(YOUR GOAL): Find the line containing "Extract the structured". Retype it and every line after it through the end of the entries, exactly as written, with nothing added.

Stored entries
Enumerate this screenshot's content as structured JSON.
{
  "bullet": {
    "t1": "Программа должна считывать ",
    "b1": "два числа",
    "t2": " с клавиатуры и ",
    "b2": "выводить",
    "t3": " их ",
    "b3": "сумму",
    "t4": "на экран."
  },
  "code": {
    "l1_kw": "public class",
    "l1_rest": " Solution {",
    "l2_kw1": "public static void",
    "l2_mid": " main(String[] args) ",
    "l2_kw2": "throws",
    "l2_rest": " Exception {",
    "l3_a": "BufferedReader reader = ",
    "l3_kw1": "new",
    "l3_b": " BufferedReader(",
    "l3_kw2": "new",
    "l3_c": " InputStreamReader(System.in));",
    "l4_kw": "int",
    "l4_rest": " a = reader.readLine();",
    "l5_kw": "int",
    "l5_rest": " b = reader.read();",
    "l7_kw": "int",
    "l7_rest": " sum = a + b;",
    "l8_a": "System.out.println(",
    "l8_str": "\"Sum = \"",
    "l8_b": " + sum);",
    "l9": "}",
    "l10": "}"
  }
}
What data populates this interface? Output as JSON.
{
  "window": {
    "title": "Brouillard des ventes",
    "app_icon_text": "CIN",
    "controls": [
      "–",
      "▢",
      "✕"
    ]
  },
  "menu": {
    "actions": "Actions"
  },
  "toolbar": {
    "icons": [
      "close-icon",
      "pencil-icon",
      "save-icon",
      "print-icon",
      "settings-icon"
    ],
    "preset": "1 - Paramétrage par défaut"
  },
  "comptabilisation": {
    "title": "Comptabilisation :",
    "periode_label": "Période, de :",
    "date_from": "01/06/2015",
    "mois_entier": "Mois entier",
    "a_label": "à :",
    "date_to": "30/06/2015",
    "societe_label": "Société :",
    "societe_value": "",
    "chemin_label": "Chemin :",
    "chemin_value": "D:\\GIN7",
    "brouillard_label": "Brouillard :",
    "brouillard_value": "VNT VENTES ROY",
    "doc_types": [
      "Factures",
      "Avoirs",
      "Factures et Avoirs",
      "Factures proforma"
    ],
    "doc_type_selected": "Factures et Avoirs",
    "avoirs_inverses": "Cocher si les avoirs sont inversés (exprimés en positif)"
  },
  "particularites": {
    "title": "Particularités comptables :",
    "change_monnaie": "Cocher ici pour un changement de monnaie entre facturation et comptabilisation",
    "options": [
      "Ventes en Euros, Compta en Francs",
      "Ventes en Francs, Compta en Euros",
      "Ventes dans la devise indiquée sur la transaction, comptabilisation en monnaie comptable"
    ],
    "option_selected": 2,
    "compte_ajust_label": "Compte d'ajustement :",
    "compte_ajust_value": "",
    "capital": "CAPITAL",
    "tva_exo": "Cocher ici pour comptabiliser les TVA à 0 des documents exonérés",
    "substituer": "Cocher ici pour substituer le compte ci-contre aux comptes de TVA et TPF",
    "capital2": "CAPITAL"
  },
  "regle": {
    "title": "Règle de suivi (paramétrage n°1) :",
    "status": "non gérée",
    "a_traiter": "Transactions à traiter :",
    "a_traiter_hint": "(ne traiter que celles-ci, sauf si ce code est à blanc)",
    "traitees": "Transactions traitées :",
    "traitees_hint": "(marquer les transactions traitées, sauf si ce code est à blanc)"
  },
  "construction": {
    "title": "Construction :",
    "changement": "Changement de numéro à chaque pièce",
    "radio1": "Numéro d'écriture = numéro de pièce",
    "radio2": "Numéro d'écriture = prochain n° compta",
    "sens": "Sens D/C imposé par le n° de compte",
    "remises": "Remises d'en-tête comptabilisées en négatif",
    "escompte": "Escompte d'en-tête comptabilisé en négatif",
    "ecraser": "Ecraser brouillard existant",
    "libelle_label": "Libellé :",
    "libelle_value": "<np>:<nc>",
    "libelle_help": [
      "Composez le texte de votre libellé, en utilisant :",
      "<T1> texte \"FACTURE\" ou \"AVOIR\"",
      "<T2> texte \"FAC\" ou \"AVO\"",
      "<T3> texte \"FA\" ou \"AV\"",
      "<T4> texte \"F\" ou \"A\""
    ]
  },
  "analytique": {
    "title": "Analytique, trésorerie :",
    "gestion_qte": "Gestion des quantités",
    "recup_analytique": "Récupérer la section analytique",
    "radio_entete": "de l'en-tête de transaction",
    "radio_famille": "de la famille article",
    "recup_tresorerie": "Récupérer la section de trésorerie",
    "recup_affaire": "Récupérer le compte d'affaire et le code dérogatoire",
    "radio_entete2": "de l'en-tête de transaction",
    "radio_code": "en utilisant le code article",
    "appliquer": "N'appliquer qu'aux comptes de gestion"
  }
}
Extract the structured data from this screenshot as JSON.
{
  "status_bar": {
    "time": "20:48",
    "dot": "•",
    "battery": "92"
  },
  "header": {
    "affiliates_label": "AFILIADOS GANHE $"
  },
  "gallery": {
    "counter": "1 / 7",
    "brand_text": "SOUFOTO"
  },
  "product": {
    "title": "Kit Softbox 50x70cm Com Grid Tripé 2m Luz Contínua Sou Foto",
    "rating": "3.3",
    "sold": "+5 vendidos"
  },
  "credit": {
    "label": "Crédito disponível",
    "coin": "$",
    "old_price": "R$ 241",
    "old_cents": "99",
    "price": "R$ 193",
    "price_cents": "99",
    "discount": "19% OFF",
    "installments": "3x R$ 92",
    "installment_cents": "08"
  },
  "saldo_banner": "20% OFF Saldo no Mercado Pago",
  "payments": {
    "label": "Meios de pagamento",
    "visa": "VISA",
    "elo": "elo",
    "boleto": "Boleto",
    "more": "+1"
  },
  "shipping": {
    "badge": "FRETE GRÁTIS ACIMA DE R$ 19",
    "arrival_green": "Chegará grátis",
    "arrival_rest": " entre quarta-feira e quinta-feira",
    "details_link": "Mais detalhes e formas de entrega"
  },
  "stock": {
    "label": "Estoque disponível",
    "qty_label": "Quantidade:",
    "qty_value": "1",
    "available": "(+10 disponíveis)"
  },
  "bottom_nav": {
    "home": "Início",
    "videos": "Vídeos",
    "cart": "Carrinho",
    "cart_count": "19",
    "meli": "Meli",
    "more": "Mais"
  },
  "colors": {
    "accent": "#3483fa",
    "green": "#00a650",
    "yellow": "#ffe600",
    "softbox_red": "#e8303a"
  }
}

(TASK ANSWER):
Extract the structured data from this screenshot as JSON.
{
  "status_bar": {
    "time": "20:48",
    "dot": "•",
    "battery": "92"
  },
  "header": {
    "affiliates_label": "AFILIADOS GANHE $"
  },
  "gallery": {
    "counter": "1 / 7",
    "brand_text": "SOUFOTO"
  },
  "product": {
    "title": "Kit Softbox 50x70cm Com Grid Tripé 2m Luz Contínua Sou Foto",
    "rating": "3.3",
    "sold": "+5 vendidos"
  },
  "credit": {
    "label": "Crédito disponível",
    "coin": "$",
    "old_price": "R$ 241",
    "old_cents": "99",
    "price": "R$ 193",
    "price_cents": "99",
    "discount": "19% OFF",
    "installments": "3x R$ 92",
    "installment_cents": "08"
  },
  "saldo_banner": "20% OFF Saldo no Mercado Pago",
  "payments": {
    "label": "Meios de pagamento",
    "visa": "VISA",
    "elo": "elo",
    "boleto": "Boleto",
    "more": "+1"
  },
  "shipping": {
    "badge": "FRETE GRÁTIS ACIMA DE R$ 19",
    "arrival_green": "Chegará grátis",
    "arrival_rest": " entre quarta-feira e quinta-feira",
    "details_link": "Mais detalhes e formas de entrega"
  },
  "stock": {
    "label": "Estoque disponível",
    "qty_label": "Quantidade:",
    "qty_value": "1",
    "available": "(+10 disponíveis)"
  },
  "bottom_nav": {
    "home": "Início",
    "videos": "Vídeos",
    "cart": "Carrinho",
    "cart_count": "19",
    "meli": "Meli",
    "more": "Mais"
  },
  "colors": {
    "accent": "#3483fa",
    "green": "#00a650",
    "yellow": "#ffe600",
    "softbox_red": "#e8303a"
  }
}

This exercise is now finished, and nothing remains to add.